(Work to do): Locate every line that holds the string "एमएम" and copy it.

(Data extracted from a collection):

□ □ □ □

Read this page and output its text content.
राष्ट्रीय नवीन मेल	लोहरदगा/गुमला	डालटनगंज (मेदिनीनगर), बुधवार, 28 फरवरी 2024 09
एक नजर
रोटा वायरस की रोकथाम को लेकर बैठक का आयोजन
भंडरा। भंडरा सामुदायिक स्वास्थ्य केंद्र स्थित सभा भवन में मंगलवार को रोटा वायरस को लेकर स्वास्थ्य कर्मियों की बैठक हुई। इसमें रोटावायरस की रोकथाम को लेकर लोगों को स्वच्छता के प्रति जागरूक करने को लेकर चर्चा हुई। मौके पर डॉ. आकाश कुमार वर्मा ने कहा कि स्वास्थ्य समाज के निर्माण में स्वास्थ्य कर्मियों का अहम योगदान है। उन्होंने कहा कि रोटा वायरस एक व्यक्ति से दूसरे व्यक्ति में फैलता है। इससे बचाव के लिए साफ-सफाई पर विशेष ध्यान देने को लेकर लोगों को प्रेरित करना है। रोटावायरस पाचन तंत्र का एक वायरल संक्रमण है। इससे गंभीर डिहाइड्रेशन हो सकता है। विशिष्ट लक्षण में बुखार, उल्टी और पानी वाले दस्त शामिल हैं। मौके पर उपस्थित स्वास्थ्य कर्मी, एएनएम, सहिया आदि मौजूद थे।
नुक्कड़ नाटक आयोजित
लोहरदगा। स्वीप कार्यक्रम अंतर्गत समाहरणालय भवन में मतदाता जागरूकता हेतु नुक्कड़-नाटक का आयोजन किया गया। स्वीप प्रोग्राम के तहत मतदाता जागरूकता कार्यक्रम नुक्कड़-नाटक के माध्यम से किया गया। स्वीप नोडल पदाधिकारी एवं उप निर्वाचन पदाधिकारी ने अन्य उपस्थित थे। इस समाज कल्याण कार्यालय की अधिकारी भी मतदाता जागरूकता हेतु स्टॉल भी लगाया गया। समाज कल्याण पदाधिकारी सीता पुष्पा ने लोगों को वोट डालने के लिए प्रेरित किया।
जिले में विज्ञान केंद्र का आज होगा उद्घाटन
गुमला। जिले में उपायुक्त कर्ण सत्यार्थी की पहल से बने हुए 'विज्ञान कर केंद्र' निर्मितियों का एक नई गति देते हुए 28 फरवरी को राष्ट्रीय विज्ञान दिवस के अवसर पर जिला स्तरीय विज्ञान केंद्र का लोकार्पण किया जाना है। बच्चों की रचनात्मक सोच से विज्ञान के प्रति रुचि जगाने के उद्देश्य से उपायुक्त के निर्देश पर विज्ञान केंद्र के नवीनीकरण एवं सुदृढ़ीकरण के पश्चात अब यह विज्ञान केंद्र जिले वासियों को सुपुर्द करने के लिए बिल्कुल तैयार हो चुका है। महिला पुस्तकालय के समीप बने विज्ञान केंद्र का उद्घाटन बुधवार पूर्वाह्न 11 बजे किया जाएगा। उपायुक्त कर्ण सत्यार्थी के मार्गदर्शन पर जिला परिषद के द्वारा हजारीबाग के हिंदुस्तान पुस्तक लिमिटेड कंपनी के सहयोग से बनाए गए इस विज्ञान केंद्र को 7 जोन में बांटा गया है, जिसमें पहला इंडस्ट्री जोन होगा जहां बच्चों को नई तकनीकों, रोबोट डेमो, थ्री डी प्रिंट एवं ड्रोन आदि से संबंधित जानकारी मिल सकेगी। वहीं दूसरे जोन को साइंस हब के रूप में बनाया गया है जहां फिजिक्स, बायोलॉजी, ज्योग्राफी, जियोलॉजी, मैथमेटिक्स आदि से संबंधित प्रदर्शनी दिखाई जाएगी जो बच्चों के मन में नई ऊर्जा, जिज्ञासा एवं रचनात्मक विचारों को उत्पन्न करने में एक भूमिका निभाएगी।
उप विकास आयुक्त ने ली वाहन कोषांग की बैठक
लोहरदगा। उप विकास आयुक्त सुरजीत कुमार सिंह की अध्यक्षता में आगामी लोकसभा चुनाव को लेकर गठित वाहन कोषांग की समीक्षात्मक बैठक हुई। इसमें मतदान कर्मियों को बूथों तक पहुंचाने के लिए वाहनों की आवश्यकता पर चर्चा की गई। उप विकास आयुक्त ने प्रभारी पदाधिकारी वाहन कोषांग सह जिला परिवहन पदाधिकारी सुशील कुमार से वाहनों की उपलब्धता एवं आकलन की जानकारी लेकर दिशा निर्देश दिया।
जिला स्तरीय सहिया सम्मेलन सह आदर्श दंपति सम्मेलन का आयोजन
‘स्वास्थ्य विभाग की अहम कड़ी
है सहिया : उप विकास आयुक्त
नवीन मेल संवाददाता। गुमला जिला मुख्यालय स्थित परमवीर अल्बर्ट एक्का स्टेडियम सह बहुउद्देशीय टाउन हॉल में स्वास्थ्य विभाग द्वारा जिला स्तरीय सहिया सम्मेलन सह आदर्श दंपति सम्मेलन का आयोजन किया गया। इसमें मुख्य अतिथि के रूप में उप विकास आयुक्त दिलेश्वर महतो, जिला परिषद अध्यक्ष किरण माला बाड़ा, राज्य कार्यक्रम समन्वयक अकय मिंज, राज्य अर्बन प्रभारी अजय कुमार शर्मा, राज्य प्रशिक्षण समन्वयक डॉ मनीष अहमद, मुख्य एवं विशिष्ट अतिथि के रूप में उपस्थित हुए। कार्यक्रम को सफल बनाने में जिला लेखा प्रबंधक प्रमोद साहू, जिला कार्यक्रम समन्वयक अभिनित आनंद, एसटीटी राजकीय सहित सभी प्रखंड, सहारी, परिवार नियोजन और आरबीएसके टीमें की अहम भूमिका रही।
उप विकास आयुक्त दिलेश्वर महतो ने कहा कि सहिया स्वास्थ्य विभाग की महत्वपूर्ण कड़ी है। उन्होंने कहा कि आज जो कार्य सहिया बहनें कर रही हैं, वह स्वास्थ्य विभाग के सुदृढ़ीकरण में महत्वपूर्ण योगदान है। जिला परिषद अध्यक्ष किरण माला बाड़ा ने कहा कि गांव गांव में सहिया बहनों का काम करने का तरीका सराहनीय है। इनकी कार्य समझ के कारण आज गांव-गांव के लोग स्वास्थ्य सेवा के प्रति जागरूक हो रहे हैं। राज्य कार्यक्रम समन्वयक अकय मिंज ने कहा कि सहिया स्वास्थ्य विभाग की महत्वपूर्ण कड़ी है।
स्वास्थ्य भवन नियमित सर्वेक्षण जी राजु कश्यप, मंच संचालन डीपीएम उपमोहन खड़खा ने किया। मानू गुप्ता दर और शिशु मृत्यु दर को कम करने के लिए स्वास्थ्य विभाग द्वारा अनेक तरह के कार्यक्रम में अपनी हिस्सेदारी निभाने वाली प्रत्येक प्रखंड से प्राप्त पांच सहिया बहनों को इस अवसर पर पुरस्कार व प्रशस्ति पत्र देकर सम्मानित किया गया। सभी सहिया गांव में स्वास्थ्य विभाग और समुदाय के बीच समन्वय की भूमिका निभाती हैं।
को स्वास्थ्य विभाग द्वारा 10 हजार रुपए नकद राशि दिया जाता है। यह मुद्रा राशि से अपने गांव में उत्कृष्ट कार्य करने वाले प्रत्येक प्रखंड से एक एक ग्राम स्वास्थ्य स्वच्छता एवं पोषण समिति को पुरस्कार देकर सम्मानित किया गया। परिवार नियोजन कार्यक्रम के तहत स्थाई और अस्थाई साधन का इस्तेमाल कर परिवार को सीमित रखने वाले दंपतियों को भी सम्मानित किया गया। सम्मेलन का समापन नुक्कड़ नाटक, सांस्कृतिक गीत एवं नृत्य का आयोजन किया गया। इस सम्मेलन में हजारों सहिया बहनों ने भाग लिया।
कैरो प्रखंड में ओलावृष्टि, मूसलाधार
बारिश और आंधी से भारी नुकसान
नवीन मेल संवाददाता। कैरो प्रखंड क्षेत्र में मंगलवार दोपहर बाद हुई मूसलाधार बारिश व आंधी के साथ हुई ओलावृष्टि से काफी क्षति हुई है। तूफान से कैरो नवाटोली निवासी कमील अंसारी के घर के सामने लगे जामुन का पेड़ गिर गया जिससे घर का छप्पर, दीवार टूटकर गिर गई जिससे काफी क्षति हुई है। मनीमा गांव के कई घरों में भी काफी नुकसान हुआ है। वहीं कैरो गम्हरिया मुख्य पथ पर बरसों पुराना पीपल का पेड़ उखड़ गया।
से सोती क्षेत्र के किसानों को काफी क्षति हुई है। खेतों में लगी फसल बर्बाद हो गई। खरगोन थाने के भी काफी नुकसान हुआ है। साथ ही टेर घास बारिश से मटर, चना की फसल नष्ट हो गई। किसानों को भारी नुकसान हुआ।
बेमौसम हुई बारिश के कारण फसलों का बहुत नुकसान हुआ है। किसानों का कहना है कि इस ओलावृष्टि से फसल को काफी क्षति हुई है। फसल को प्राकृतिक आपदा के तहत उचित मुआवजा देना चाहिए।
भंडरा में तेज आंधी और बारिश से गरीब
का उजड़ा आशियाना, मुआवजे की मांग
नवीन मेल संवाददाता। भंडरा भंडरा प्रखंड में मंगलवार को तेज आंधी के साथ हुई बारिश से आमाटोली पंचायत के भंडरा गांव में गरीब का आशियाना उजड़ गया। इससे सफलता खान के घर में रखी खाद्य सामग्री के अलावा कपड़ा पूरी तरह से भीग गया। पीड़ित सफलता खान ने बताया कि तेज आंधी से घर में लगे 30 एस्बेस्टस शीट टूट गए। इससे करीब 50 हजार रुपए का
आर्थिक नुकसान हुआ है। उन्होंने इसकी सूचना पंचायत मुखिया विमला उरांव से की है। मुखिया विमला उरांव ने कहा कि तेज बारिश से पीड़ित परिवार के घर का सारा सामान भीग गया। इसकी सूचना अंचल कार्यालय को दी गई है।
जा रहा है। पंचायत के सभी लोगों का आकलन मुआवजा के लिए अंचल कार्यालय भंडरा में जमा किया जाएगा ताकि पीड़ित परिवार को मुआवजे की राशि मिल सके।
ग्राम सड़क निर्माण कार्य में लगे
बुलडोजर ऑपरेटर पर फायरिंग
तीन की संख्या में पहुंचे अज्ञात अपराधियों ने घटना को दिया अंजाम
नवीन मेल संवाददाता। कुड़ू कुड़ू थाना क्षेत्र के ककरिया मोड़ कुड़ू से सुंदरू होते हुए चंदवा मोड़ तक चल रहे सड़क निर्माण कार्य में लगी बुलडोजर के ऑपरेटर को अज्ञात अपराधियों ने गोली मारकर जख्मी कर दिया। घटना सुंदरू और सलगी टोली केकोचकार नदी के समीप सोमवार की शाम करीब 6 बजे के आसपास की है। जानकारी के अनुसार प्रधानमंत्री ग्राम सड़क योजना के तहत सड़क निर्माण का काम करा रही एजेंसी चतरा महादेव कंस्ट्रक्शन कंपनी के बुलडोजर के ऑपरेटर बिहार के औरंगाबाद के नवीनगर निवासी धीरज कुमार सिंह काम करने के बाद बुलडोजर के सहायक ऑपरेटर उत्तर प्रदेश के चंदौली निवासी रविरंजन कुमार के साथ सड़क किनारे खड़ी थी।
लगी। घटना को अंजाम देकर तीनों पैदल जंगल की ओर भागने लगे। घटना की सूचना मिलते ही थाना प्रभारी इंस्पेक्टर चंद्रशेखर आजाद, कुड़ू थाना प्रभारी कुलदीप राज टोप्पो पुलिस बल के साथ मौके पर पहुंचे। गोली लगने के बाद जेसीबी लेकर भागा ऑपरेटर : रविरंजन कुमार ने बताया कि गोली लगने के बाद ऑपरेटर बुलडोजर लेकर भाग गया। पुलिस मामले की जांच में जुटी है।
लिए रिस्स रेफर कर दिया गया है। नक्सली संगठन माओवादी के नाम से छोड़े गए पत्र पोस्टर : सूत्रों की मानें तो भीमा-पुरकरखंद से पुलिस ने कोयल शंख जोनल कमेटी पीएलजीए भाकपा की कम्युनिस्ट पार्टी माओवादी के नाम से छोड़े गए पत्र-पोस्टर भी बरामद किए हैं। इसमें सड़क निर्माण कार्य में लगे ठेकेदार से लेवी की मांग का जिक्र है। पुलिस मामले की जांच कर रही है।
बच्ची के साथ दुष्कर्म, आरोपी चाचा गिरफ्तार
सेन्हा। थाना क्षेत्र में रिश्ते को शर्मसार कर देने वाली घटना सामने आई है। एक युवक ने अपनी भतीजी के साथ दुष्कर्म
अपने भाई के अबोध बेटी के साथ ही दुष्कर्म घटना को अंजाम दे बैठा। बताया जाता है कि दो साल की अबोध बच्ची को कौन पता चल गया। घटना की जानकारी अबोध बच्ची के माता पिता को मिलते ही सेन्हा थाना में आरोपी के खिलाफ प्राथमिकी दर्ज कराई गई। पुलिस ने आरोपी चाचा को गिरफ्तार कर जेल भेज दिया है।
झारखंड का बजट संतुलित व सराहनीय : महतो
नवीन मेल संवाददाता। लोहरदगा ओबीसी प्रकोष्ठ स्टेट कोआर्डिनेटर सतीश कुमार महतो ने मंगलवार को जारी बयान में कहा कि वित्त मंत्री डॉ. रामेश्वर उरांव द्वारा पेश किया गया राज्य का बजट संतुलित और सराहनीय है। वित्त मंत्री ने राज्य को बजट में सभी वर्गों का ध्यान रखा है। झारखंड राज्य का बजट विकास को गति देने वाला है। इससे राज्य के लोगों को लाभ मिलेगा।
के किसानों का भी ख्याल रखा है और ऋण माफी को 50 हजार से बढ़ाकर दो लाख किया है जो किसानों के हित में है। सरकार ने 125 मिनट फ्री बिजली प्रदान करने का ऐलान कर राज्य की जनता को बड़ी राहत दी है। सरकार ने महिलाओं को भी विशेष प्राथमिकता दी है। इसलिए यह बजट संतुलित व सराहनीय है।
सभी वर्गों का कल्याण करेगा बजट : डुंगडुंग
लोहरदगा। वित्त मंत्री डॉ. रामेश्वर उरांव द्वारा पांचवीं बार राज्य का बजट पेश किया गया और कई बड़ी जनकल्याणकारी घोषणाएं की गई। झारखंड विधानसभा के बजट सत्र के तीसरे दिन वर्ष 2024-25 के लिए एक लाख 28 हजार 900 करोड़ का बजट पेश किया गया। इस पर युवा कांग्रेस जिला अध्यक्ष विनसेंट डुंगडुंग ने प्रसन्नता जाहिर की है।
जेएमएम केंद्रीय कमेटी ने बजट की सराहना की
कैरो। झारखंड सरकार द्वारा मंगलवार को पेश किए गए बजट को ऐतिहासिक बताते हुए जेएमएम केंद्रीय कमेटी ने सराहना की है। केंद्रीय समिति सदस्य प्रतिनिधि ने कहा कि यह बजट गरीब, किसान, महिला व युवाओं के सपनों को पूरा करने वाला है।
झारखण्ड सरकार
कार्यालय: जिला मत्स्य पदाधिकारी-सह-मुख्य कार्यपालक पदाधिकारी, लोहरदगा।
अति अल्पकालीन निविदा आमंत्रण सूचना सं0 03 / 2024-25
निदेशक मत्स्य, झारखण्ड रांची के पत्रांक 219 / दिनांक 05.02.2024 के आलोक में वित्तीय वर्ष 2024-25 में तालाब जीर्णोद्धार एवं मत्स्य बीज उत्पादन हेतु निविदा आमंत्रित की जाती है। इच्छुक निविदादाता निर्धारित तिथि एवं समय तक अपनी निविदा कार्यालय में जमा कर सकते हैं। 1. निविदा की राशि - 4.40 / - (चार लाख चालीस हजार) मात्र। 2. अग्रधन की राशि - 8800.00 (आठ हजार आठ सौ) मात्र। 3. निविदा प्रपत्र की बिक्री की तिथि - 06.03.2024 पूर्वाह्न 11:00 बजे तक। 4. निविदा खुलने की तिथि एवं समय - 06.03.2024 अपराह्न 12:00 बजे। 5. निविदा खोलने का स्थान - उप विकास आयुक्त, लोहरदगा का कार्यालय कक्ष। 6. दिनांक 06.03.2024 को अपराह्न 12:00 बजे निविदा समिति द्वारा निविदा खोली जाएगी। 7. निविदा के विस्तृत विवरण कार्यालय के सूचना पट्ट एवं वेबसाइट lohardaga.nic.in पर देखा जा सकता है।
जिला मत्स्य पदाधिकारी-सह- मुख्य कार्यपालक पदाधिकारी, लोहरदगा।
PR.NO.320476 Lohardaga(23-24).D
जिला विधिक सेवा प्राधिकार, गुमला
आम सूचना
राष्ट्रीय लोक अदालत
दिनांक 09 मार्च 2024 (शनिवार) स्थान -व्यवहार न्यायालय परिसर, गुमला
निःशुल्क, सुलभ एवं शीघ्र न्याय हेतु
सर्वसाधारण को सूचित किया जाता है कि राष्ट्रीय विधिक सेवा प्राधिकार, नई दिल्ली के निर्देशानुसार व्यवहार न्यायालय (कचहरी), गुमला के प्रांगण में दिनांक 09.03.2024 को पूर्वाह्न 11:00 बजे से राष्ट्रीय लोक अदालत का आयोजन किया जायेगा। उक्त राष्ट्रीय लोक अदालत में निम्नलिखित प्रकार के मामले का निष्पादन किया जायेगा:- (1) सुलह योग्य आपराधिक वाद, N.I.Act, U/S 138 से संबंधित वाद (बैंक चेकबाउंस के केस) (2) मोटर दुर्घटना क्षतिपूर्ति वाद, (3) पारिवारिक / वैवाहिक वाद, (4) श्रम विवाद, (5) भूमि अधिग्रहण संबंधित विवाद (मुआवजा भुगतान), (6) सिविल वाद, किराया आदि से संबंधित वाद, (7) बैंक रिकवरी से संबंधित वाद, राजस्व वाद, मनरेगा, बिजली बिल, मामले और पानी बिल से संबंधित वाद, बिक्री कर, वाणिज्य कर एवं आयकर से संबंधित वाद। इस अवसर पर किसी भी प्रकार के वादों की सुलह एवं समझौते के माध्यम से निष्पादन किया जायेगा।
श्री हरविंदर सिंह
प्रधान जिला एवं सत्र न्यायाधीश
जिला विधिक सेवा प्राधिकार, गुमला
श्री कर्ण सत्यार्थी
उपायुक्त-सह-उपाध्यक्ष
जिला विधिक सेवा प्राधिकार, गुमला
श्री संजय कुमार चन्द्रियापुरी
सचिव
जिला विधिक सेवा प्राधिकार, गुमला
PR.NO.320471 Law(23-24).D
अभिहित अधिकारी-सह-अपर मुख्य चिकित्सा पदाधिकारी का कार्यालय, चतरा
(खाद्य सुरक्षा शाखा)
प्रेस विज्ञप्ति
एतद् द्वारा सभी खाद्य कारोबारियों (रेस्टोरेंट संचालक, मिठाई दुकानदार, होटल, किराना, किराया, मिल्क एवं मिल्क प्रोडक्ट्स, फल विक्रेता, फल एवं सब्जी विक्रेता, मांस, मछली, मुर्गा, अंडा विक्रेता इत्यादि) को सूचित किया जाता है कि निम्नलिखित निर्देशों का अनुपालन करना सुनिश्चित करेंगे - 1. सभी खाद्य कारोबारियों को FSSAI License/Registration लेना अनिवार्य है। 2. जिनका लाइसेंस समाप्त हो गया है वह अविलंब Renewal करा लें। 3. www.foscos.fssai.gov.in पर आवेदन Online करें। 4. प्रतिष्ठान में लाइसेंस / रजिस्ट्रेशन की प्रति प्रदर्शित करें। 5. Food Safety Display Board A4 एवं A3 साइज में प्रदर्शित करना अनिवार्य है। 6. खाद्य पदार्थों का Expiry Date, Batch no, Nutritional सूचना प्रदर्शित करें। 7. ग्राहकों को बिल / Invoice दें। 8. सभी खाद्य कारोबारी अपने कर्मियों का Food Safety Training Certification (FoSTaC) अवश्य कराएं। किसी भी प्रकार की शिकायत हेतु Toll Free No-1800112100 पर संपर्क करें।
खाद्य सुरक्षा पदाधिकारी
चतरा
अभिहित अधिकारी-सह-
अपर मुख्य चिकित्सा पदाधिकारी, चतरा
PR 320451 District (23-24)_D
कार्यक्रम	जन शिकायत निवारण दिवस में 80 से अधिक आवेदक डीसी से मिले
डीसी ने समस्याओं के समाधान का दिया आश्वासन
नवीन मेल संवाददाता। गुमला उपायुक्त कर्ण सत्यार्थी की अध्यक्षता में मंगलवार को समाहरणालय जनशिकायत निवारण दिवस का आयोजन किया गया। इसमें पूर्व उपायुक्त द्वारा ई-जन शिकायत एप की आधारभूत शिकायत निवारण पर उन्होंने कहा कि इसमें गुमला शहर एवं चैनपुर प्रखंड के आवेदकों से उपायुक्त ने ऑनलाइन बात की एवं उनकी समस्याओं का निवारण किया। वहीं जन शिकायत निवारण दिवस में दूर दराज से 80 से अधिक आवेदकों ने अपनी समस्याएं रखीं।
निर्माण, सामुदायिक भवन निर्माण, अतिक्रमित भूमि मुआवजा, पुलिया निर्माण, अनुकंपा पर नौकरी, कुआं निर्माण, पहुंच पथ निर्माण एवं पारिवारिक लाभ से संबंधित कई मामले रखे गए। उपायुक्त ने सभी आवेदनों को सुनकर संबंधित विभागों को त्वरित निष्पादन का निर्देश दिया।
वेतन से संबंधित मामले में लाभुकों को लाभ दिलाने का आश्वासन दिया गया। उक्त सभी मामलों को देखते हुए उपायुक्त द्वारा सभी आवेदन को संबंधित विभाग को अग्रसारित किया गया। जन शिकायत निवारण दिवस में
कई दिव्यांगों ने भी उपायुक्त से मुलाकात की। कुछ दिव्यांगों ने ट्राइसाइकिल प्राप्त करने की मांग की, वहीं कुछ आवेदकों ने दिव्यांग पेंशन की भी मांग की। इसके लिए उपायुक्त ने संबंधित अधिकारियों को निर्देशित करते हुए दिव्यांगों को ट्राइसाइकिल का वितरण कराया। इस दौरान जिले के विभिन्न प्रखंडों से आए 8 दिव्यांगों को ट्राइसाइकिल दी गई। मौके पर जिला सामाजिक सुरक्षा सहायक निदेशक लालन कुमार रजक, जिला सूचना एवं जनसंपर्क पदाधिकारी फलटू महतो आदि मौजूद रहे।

□ □ □ □

(Completed exercise):
जेएमएम केंद्रीय कमेटी ने बजट की सराहना की
कैरो। झारखंड सरकार द्वारा मंगलवार को पेश किए गए बजट को ऐतिहासिक बताते हुए जेएमएम केंद्रीय कमेटी ने सराहना की है। केंद्रीय समिति सदस्य प्रतिनिधि ने कहा कि यह बजट गरीब, किसान, महिला व युवाओं के सपनों को पूरा करने वाला है।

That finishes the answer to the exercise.